Data items:
________________________

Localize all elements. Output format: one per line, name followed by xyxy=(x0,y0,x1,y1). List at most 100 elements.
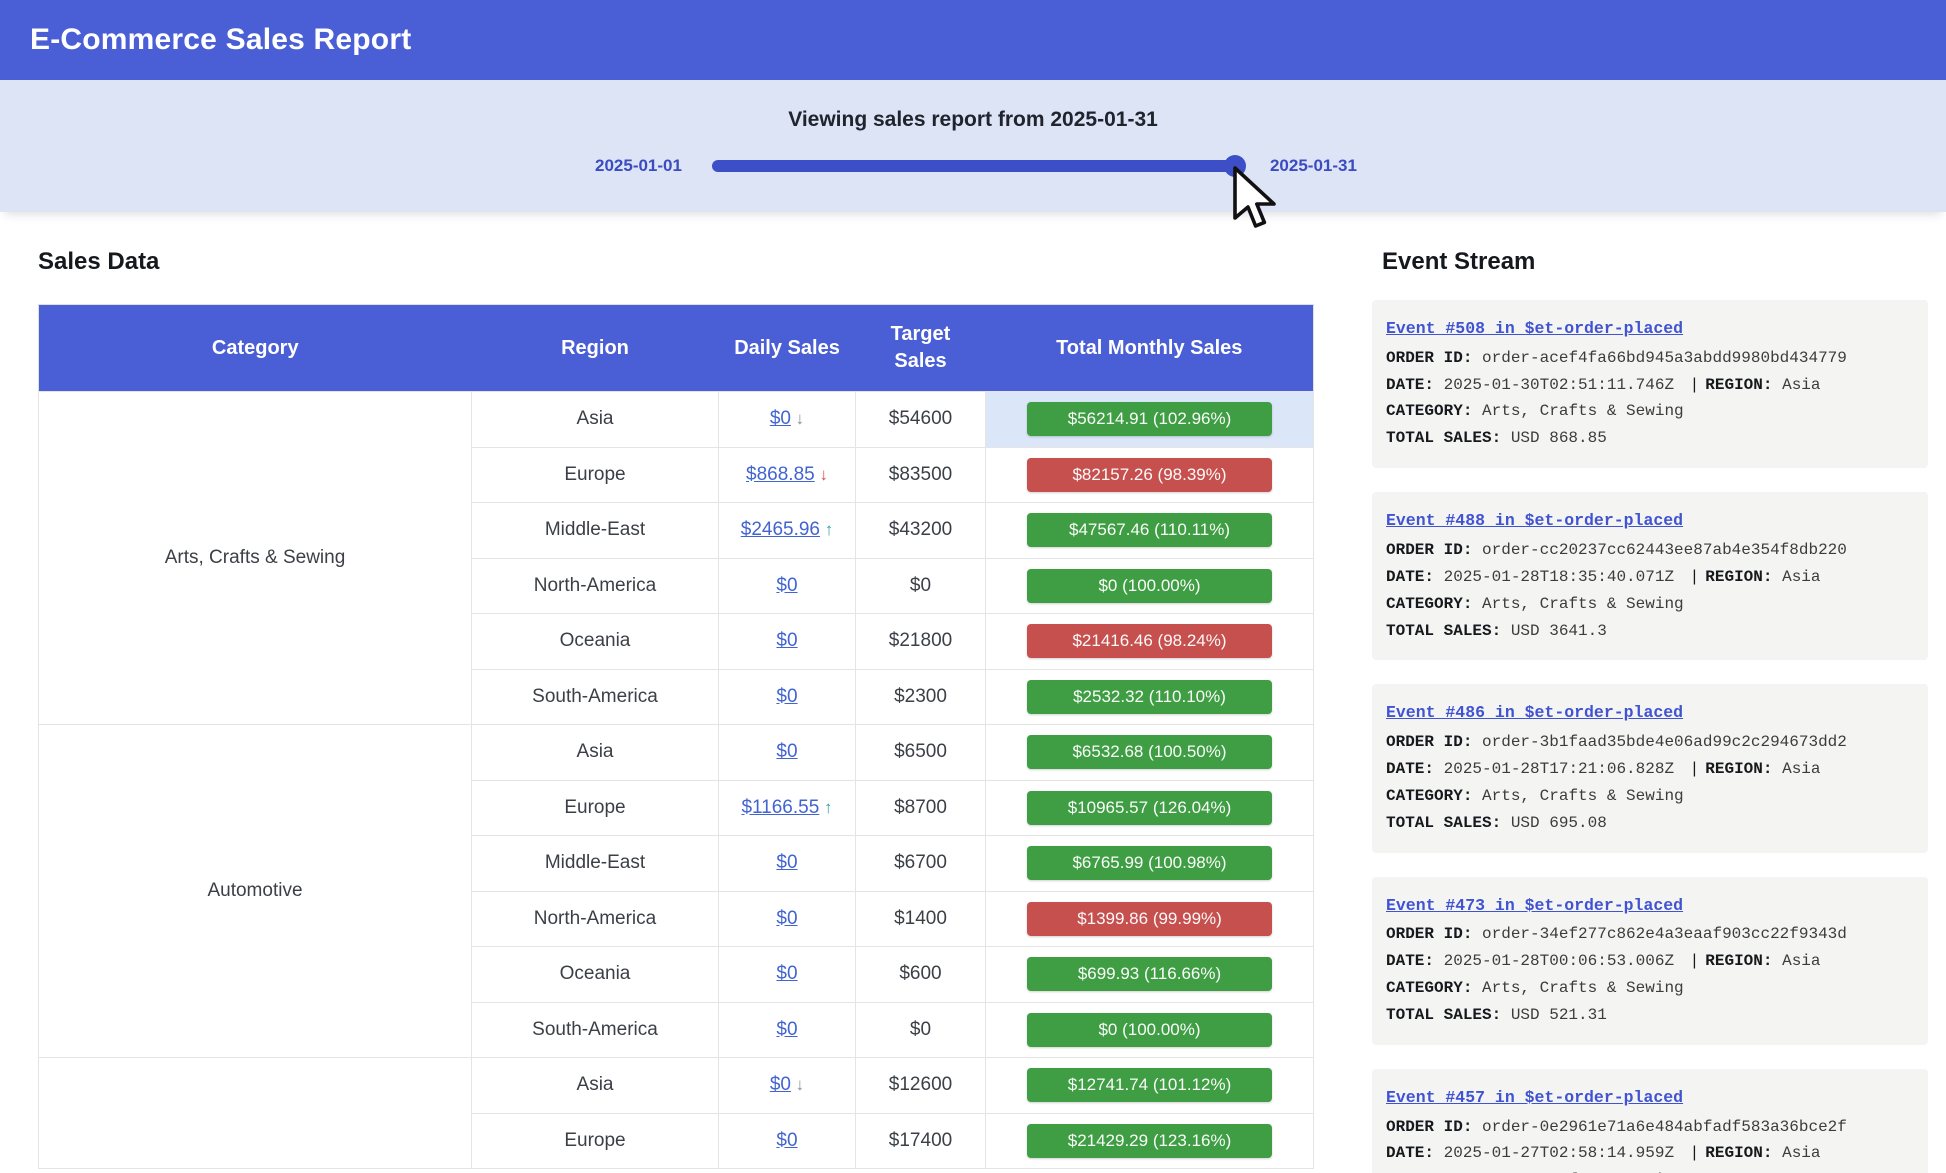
target-sales-cell: $0 xyxy=(856,558,986,614)
target-sales-cell: $17400 xyxy=(856,1113,986,1169)
region-cell: Asia xyxy=(472,392,719,448)
monthly-sales-badge: $1399.86 (99.99%) xyxy=(1027,902,1272,936)
column-header: Total Monthly Sales xyxy=(986,305,1314,392)
table-row: AutomotiveAsia$0$6500$6532.68 (100.50%) xyxy=(39,725,1314,781)
column-header: Target Sales xyxy=(856,305,986,392)
monthly-sales-badge: $82157.26 (98.39%) xyxy=(1027,458,1272,492)
sales-data-panel: Sales Data CategoryRegionDaily SalesTarg… xyxy=(38,248,1313,1169)
daily-sales-cell: $0 xyxy=(719,1113,856,1169)
sales-data-heading: Sales Data xyxy=(38,248,1313,276)
daily-sales-cell: $0 xyxy=(719,614,856,670)
region-cell: Europe xyxy=(472,447,719,503)
daily-sales-link[interactable]: $0 xyxy=(776,686,797,707)
daily-sales-link[interactable]: $0 xyxy=(776,630,797,651)
daily-sales-link[interactable]: $0 xyxy=(776,1130,797,1151)
monthly-sales-badge: $21416.46 (98.24%) xyxy=(1027,624,1272,658)
event-link[interactable]: Event #486 in $et-order-placed xyxy=(1386,699,1683,727)
region-cell: Asia xyxy=(472,725,719,781)
region-cell: Europe xyxy=(472,780,719,836)
event-order-id: ORDER ID: order-3b1faad35bde4e06ad99c2c2… xyxy=(1386,729,1914,756)
event-category: CATEGORY: Arts, Crafts & Sewing xyxy=(1386,1167,1914,1173)
monthly-sales-cell: $6532.68 (100.50%) xyxy=(986,725,1314,781)
trend-down-icon: ↓ xyxy=(815,465,828,484)
monthly-sales-cell: $2532.32 (110.10%) xyxy=(986,669,1314,725)
trend-up-icon: ↑ xyxy=(819,798,832,817)
monthly-sales-cell: $6765.99 (100.98%) xyxy=(986,836,1314,892)
event-total-sales: TOTAL SALES: USD 868.85 xyxy=(1386,425,1914,452)
monthly-sales-cell: $12741.74 (101.12%) xyxy=(986,1058,1314,1114)
monthly-sales-badge: $699.93 (116.66%) xyxy=(1027,957,1272,991)
monthly-sales-cell: $56214.91 (102.96%) xyxy=(986,392,1314,448)
event-category: CATEGORY: Arts, Crafts & Sewing xyxy=(1386,398,1914,425)
target-sales-cell: $6700 xyxy=(856,836,986,892)
category-cell: Arts, Crafts & Sewing xyxy=(39,392,472,725)
region-cell: Middle-East xyxy=(472,503,719,559)
event-card: Event #488 in $et-order-placedORDER ID: … xyxy=(1372,492,1928,660)
page-title: E-Commerce Sales Report xyxy=(30,23,411,57)
region-cell: North-America xyxy=(472,891,719,947)
monthly-sales-cell: $21429.29 (123.16%) xyxy=(986,1113,1314,1169)
slider-min-label: 2025-01-01 xyxy=(595,156,682,176)
event-link[interactable]: Event #488 in $et-order-placed xyxy=(1386,507,1683,535)
daily-sales-link[interactable]: $0 xyxy=(770,1074,791,1095)
slider-track[interactable] xyxy=(712,160,1240,172)
daily-sales-cell: $1166.55 ↑ xyxy=(719,780,856,836)
monthly-sales-badge: $56214.91 (102.96%) xyxy=(1027,402,1272,436)
monthly-sales-badge: $0 (100.00%) xyxy=(1027,1013,1272,1047)
table-row: Arts, Crafts & SewingAsia$0 ↓$54600$5621… xyxy=(39,392,1314,448)
sales-table-header: CategoryRegionDaily SalesTarget SalesTot… xyxy=(39,305,1314,392)
monthly-sales-cell: $1399.86 (99.99%) xyxy=(986,891,1314,947)
target-sales-cell: $2300 xyxy=(856,669,986,725)
daily-sales-cell: $0 xyxy=(719,669,856,725)
daily-sales-link[interactable]: $0 xyxy=(776,1019,797,1040)
monthly-sales-cell: $82157.26 (98.39%) xyxy=(986,447,1314,503)
region-cell: Middle-East xyxy=(472,836,719,892)
daily-sales-link[interactable]: $0 xyxy=(776,963,797,984)
monthly-sales-cell: $47567.46 (110.11%) xyxy=(986,503,1314,559)
monthly-sales-badge: $2532.32 (110.10%) xyxy=(1027,680,1272,714)
event-card: Event #473 in $et-order-placedORDER ID: … xyxy=(1372,877,1928,1045)
trend-up-icon: ↑ xyxy=(820,520,833,539)
daily-sales-cell: $0 ↓ xyxy=(719,1058,856,1114)
event-date-region: DATE: 2025-01-28T00:06:53.006Z |REGION: … xyxy=(1386,948,1914,975)
event-total-sales: TOTAL SALES: USD 695.08 xyxy=(1386,810,1914,837)
event-link[interactable]: Event #457 in $et-order-placed xyxy=(1386,1084,1683,1112)
column-header: Region xyxy=(472,305,719,392)
event-card: Event #508 in $et-order-placedORDER ID: … xyxy=(1372,300,1928,468)
monthly-sales-cell: $21416.46 (98.24%) xyxy=(986,614,1314,670)
target-sales-cell: $43200 xyxy=(856,503,986,559)
daily-sales-link[interactable]: $2465.96 xyxy=(741,519,820,540)
event-date-region: DATE: 2025-01-28T18:35:40.071Z |REGION: … xyxy=(1386,564,1914,591)
event-category: CATEGORY: Arts, Crafts & Sewing xyxy=(1386,783,1914,810)
event-total-sales: TOTAL SALES: USD 521.31 xyxy=(1386,1002,1914,1029)
region-cell: Oceania xyxy=(472,947,719,1003)
slider-title: Viewing sales report from 2025-01-31 xyxy=(0,108,1946,132)
category-cell: Automotive xyxy=(39,725,472,1058)
monthly-sales-badge: $0 (100.00%) xyxy=(1027,569,1272,603)
daily-sales-link[interactable]: $0 xyxy=(776,741,797,762)
daily-sales-link[interactable]: $0 xyxy=(770,408,791,429)
category-cell xyxy=(39,1058,472,1169)
event-date-region: DATE: 2025-01-28T17:21:06.828Z |REGION: … xyxy=(1386,756,1914,783)
event-link[interactable]: Event #508 in $et-order-placed xyxy=(1386,315,1683,343)
daily-sales-cell: $0 xyxy=(719,558,856,614)
event-order-id: ORDER ID: order-34ef277c862e4a3eaaf903cc… xyxy=(1386,921,1914,948)
monthly-sales-badge: $10965.57 (126.04%) xyxy=(1027,791,1272,825)
monthly-sales-cell: $0 (100.00%) xyxy=(986,1002,1314,1058)
daily-sales-link[interactable]: $0 xyxy=(776,575,797,596)
daily-sales-link[interactable]: $0 xyxy=(776,908,797,929)
daily-sales-cell: $868.85 ↓ xyxy=(719,447,856,503)
daily-sales-link[interactable]: $0 xyxy=(776,852,797,873)
date-slider-section: Viewing sales report from 2025-01-31 202… xyxy=(0,80,1946,212)
daily-sales-cell: $0 xyxy=(719,891,856,947)
target-sales-cell: $83500 xyxy=(856,447,986,503)
sales-table: CategoryRegionDaily SalesTarget SalesTot… xyxy=(38,304,1314,1169)
daily-sales-link[interactable]: $868.85 xyxy=(746,464,815,485)
monthly-sales-cell: $0 (100.00%) xyxy=(986,558,1314,614)
monthly-sales-badge: $21429.29 (123.16%) xyxy=(1027,1124,1272,1158)
column-header: Daily Sales xyxy=(719,305,856,392)
event-link[interactable]: Event #473 in $et-order-placed xyxy=(1386,892,1683,920)
region-cell: Oceania xyxy=(472,614,719,670)
daily-sales-link[interactable]: $1166.55 xyxy=(741,797,819,818)
event-stream-panel: Event Stream Event #508 in $et-order-pla… xyxy=(1372,248,1928,1173)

________________________

Retype each line of the listing above word for word, leaving out the pictures.

Localize all elements. Output format: one per line, name followed by xyxy=(x0,y0,x1,y1). List at most 100 elements.
target-sales-cell: $0 xyxy=(856,558,986,614)
target-sales-cell: $17400 xyxy=(856,1113,986,1169)
region-cell: Asia xyxy=(472,392,719,448)
monthly-sales-badge: $1399.86 (99.99%) xyxy=(1027,902,1272,936)
column-header: Total Monthly Sales xyxy=(986,305,1314,392)
table-row: AutomotiveAsia$0$6500$6532.68 (100.50%) xyxy=(39,725,1314,781)
column-header: Target Sales xyxy=(856,305,986,392)
monthly-sales-badge: $82157.26 (98.39%) xyxy=(1027,458,1272,492)
sales-data-panel: Sales Data CategoryRegionDaily SalesTarg… xyxy=(38,248,1313,1169)
daily-sales-cell: $0 xyxy=(719,1113,856,1169)
sales-data-heading: Sales Data xyxy=(38,248,1313,276)
daily-sales-cell: $0 xyxy=(719,614,856,670)
region-cell: Europe xyxy=(472,447,719,503)
daily-sales-link[interactable]: $0 xyxy=(776,686,797,707)
daily-sales-link[interactable]: $0 xyxy=(776,630,797,651)
daily-sales-link[interactable]: $0 xyxy=(776,1130,797,1151)
monthly-sales-badge: $21416.46 (98.24%) xyxy=(1027,624,1272,658)
event-link[interactable]: Event #486 in $et-order-placed xyxy=(1386,699,1683,727)
region-cell: Asia xyxy=(472,725,719,781)
region-cell: Europe xyxy=(472,780,719,836)
event-order-id: ORDER ID: order-3b1faad35bde4e06ad99c2c2… xyxy=(1386,729,1914,756)
event-category: CATEGORY: Arts, Crafts & Sewing xyxy=(1386,1167,1914,1173)
monthly-sales-cell: $6532.68 (100.50%) xyxy=(986,725,1314,781)
trend-down-icon: ↓ xyxy=(815,465,828,484)
monthly-sales-cell: $2532.32 (110.10%) xyxy=(986,669,1314,725)
trend-up-icon: ↑ xyxy=(819,798,832,817)
monthly-sales-cell: $6765.99 (100.98%) xyxy=(986,836,1314,892)
event-total-sales: TOTAL SALES: USD 868.85 xyxy=(1386,425,1914,452)
monthly-sales-cell: $12741.74 (101.12%) xyxy=(986,1058,1314,1114)
monthly-sales-badge: $699.93 (116.66%) xyxy=(1027,957,1272,991)
monthly-sales-cell: $56214.91 (102.96%) xyxy=(986,392,1314,448)
event-category: CATEGORY: Arts, Crafts & Sewing xyxy=(1386,398,1914,425)
target-sales-cell: $6700 xyxy=(856,836,986,892)
category-cell: Arts, Crafts & Sewing xyxy=(39,392,472,725)
region-cell: Middle-East xyxy=(472,503,719,559)
event-card: Event #488 in $et-order-placedORDER ID: … xyxy=(1372,492,1928,660)
page-title: E-Commerce Sales Report xyxy=(30,23,411,57)
region-cell: North-America xyxy=(472,891,719,947)
monthly-sales-cell: $21429.29 (123.16%) xyxy=(986,1113,1314,1169)
slider-min-label: 2025-01-01 xyxy=(595,156,682,176)
event-link[interactable]: Event #488 in $et-order-placed xyxy=(1386,507,1683,535)
daily-sales-link[interactable]: $0 xyxy=(770,1074,791,1095)
slider-track[interactable] xyxy=(712,160,1240,172)
daily-sales-cell: $1166.55 ↑ xyxy=(719,780,856,836)
monthly-sales-badge: $56214.91 (102.96%) xyxy=(1027,402,1272,436)
monthly-sales-badge: $0 (100.00%) xyxy=(1027,1013,1272,1047)
table-row: Arts, Crafts & SewingAsia$0 ↓$54600$5621… xyxy=(39,392,1314,448)
sales-table-header: CategoryRegionDaily SalesTarget SalesTot… xyxy=(39,305,1314,392)
monthly-sales-cell: $1399.86 (99.99%) xyxy=(986,891,1314,947)
target-sales-cell: $2300 xyxy=(856,669,986,725)
daily-sales-cell: $0 xyxy=(719,669,856,725)
daily-sales-link[interactable]: $0 xyxy=(776,1019,797,1040)
monthly-sales-cell: $82157.26 (98.39%) xyxy=(986,447,1314,503)
region-cell: Middle-East xyxy=(472,836,719,892)
daily-sales-link[interactable]: $0 xyxy=(776,963,797,984)
monthly-sales-cell: $47567.46 (110.11%) xyxy=(986,503,1314,559)
monthly-sales-badge: $2532.32 (110.10%) xyxy=(1027,680,1272,714)
event-card: Event #473 in $et-order-placedORDER ID: … xyxy=(1372,877,1928,1045)
trend-up-icon: ↑ xyxy=(820,520,833,539)
daily-sales-cell: $0 ↓ xyxy=(719,1058,856,1114)
event-date-region: DATE: 2025-01-28T00:06:53.006Z |REGION: … xyxy=(1386,948,1914,975)
event-total-sales: TOTAL SALES: USD 695.08 xyxy=(1386,810,1914,837)
event-link[interactable]: Event #457 in $et-order-placed xyxy=(1386,1084,1683,1112)
column-header: Region xyxy=(472,305,719,392)
event-card: Event #508 in $et-order-placedORDER ID: … xyxy=(1372,300,1928,468)
monthly-sales-cell: $21416.46 (98.24%) xyxy=(986,614,1314,670)
target-sales-cell: $43200 xyxy=(856,503,986,559)
daily-sales-link[interactable]: $2465.96 xyxy=(741,519,820,540)
event-date-region: DATE: 2025-01-28T18:35:40.071Z |REGION: … xyxy=(1386,564,1914,591)
event-category: CATEGORY: Arts, Crafts & Sewing xyxy=(1386,783,1914,810)
event-total-sales: TOTAL SALES: USD 521.31 xyxy=(1386,1002,1914,1029)
region-cell: Oceania xyxy=(472,947,719,1003)
slider-title: Viewing sales report from 2025-01-31 xyxy=(0,108,1946,132)
category-cell: Automotive xyxy=(39,725,472,1058)
monthly-sales-badge: $0 (100.00%) xyxy=(1027,569,1272,603)
daily-sales-link[interactable]: $0 xyxy=(776,741,797,762)
daily-sales-link[interactable]: $0 xyxy=(770,408,791,429)
category-cell xyxy=(39,1058,472,1169)
event-date-region: DATE: 2025-01-28T17:21:06.828Z |REGION: … xyxy=(1386,756,1914,783)
event-link[interactable]: Event #508 in $et-order-placed xyxy=(1386,315,1683,343)
daily-sales-cell: $0 xyxy=(719,558,856,614)
event-order-id: ORDER ID: order-34ef277c862e4a3eaaf903cc… xyxy=(1386,921,1914,948)
monthly-sales-badge: $10965.57 (126.04%) xyxy=(1027,791,1272,825)
monthly-sales-cell: $0 (100.00%) xyxy=(986,1002,1314,1058)
daily-sales-link[interactable]: $0 xyxy=(776,575,797,596)
daily-sales-link[interactable]: $0 xyxy=(776,908,797,929)
daily-sales-cell: $868.85 ↓ xyxy=(719,447,856,503)
daily-sales-link[interactable]: $0 xyxy=(776,852,797,873)
date-slider-section: Viewing sales report from 2025-01-31 202… xyxy=(0,80,1946,212)
daily-sales-cell: $0 xyxy=(719,891,856,947)
target-sales-cell: $83500 xyxy=(856,447,986,503)
sales-table: CategoryRegionDaily SalesTarget SalesTot… xyxy=(38,304,1314,1169)
daily-sales-link[interactable]: $868.85 xyxy=(746,464,815,485)
monthly-sales-cell: $0 (100.00%) xyxy=(986,558,1314,614)
monthly-sales-badge: $21429.29 (123.16%) xyxy=(1027,1124,1272,1158)
column-header: Daily Sales xyxy=(719,305,856,392)
event-link[interactable]: Event #473 in $et-order-placed xyxy=(1386,892,1683,920)
region-cell: Oceania xyxy=(472,614,719,670)
daily-sales-link[interactable]: $1166.55 xyxy=(741,797,819,818)
event-stream-panel: Event Stream Event #508 in $et-order-pla… xyxy=(1372,248,1928,1173)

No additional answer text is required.